> **Short problem**
Locate each line holding the string "Hiked" and copy it.

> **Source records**
==*==

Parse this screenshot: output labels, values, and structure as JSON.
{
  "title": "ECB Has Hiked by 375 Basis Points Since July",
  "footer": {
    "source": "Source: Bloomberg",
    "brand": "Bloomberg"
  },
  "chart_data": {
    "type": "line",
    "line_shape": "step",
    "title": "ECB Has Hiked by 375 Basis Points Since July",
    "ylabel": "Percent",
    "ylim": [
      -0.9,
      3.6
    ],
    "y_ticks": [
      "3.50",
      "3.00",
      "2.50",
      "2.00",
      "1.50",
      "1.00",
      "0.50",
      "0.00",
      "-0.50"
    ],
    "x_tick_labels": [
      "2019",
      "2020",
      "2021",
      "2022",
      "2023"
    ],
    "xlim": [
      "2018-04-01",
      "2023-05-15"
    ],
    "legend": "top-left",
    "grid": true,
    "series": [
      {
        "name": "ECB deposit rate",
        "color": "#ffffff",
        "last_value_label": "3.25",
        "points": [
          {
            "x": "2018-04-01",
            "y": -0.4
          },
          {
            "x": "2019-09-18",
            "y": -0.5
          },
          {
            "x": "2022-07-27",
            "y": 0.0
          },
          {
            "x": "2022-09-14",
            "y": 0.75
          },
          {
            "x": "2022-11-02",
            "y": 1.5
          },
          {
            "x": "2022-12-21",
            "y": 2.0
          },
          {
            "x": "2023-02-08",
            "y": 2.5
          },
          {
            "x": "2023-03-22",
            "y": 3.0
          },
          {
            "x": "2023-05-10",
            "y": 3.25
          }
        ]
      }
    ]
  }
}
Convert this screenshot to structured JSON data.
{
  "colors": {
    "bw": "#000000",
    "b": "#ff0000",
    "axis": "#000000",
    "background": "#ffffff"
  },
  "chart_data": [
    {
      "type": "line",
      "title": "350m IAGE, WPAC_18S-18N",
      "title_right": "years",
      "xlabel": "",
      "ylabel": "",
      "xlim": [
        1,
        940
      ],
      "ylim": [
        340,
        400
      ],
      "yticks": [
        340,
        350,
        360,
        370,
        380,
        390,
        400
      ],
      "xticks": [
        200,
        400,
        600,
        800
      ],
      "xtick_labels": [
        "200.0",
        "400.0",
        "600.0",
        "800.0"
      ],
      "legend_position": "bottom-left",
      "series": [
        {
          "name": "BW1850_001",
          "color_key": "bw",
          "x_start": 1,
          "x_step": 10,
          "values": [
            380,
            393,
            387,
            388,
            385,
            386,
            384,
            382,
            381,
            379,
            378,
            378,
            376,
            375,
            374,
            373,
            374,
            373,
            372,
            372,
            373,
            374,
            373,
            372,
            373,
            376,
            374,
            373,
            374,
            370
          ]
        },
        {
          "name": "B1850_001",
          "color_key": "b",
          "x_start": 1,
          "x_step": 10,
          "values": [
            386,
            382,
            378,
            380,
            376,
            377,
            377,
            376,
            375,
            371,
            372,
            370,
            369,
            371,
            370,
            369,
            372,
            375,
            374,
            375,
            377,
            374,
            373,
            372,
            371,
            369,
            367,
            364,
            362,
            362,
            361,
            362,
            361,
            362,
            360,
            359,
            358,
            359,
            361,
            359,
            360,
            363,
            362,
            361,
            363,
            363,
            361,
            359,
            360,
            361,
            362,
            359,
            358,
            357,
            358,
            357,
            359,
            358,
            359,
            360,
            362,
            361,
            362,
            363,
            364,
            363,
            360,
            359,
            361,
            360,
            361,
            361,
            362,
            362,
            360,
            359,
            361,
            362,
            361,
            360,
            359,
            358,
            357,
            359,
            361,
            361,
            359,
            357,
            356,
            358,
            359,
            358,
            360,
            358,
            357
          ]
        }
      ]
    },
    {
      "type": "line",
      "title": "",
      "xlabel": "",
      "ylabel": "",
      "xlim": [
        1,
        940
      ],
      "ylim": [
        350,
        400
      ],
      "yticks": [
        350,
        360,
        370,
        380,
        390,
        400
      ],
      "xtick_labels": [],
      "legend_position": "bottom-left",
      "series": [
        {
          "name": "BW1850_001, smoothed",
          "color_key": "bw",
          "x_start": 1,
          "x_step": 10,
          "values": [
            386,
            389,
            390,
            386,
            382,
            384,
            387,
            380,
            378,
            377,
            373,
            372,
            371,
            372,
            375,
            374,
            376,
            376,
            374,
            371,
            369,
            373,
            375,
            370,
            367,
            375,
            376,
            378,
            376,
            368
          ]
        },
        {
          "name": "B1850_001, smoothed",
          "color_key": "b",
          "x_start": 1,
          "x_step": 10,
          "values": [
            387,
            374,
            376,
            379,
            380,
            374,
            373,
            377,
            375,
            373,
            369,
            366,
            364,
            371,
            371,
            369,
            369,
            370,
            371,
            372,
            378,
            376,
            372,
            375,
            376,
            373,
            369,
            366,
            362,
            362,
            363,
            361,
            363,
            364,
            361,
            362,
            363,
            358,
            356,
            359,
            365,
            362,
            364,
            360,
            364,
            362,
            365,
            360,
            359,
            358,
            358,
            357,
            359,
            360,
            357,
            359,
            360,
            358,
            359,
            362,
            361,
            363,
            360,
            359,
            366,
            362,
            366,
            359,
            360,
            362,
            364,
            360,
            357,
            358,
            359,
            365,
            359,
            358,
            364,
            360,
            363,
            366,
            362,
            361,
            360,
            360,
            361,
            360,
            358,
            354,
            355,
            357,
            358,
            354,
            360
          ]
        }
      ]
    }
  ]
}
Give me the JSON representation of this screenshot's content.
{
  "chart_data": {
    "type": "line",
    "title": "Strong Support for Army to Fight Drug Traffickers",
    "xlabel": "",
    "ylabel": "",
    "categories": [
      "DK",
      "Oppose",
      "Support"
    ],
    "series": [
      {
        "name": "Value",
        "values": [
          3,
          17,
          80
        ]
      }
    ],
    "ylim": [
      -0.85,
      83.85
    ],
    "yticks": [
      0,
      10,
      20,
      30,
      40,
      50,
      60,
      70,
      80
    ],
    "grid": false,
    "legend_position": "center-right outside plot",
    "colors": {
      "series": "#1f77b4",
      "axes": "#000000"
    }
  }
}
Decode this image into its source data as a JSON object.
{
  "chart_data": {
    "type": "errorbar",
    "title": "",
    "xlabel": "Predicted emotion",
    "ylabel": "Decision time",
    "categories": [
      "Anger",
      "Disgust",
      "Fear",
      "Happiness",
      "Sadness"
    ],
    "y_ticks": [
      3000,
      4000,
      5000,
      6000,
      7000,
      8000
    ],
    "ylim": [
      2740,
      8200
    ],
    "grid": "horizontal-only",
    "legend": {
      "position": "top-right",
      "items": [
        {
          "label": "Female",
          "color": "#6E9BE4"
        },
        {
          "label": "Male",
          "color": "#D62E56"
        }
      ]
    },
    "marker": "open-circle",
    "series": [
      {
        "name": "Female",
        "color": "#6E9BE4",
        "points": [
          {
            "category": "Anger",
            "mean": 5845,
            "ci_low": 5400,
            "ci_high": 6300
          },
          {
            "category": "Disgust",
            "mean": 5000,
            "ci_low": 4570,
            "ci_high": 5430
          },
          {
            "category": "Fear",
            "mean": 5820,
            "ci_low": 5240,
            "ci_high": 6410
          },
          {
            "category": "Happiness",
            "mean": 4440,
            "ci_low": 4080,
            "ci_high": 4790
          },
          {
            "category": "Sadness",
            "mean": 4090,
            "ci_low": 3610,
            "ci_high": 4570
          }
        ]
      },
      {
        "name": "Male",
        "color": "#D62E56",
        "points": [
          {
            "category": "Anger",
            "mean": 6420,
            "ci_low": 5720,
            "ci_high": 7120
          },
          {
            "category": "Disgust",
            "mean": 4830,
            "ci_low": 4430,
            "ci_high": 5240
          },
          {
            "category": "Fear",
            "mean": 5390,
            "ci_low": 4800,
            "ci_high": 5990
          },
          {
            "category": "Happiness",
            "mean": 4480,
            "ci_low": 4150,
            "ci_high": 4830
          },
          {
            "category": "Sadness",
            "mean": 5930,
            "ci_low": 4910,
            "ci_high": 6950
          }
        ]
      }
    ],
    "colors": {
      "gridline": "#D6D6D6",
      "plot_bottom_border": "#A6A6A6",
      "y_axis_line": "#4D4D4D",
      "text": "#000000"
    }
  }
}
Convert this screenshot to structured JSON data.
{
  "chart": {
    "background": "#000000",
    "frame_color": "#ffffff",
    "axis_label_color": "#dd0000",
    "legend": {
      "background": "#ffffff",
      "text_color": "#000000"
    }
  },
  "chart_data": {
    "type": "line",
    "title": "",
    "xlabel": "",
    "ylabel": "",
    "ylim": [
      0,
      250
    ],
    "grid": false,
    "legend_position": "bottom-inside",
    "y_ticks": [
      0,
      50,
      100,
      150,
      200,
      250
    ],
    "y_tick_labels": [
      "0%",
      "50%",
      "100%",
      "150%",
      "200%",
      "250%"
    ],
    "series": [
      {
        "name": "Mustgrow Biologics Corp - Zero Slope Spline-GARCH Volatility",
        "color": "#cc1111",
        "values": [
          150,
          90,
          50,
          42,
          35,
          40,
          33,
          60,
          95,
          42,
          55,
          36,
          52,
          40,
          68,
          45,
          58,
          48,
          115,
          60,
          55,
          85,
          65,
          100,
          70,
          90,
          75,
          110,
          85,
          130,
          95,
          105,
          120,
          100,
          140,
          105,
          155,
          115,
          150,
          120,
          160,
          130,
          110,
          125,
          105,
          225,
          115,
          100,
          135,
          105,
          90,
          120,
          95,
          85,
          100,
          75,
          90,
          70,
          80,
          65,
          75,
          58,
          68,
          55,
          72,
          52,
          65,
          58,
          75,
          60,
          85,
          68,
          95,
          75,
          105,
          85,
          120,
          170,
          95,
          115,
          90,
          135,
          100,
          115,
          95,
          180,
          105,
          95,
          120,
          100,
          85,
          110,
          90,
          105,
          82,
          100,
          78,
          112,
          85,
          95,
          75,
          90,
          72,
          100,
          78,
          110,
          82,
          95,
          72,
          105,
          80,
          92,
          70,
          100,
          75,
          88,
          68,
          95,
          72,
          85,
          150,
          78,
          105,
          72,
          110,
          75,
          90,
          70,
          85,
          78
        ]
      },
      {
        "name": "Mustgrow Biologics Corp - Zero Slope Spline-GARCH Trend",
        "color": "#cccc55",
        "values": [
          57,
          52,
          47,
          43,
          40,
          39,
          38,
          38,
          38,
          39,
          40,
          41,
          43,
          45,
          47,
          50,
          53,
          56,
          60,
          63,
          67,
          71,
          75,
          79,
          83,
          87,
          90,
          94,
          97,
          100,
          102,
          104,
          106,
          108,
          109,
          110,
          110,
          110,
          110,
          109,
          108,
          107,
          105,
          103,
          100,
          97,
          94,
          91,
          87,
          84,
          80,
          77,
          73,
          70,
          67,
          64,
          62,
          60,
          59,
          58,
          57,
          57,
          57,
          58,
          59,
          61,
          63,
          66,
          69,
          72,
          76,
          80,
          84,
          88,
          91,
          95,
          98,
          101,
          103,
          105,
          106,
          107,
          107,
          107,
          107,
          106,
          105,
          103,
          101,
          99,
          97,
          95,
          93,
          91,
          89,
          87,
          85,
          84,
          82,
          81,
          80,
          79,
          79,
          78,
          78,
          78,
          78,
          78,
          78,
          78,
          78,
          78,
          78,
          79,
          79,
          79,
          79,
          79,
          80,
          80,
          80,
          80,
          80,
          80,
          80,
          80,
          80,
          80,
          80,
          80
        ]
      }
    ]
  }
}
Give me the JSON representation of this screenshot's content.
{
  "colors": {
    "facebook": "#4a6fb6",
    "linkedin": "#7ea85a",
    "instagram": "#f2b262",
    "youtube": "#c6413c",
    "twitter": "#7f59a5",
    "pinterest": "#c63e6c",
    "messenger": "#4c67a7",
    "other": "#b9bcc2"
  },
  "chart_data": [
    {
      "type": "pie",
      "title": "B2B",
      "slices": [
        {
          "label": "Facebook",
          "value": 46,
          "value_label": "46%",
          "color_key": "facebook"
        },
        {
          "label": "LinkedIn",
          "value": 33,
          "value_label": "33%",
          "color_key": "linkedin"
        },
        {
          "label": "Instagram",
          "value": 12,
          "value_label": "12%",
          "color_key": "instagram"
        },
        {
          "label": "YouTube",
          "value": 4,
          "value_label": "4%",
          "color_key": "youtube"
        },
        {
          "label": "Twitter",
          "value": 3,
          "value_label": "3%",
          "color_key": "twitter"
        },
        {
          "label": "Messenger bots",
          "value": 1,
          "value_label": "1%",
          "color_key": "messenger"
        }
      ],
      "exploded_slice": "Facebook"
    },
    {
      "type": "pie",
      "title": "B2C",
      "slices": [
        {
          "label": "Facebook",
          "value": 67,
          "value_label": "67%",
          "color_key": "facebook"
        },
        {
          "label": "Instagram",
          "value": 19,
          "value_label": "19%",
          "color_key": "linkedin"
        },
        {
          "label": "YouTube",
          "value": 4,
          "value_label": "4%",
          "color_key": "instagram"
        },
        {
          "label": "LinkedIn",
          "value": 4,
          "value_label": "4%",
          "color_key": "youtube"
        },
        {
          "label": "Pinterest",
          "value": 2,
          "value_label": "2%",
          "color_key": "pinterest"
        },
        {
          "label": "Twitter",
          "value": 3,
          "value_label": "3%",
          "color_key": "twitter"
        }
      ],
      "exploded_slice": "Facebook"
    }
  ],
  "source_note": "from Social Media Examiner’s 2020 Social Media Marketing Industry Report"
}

==*==

> **Exercise response**
  "title": "ECB Has Hiked by 375 Basis Points Since July",
    "title": "ECB Has Hiked by 375 Basis Points Since July",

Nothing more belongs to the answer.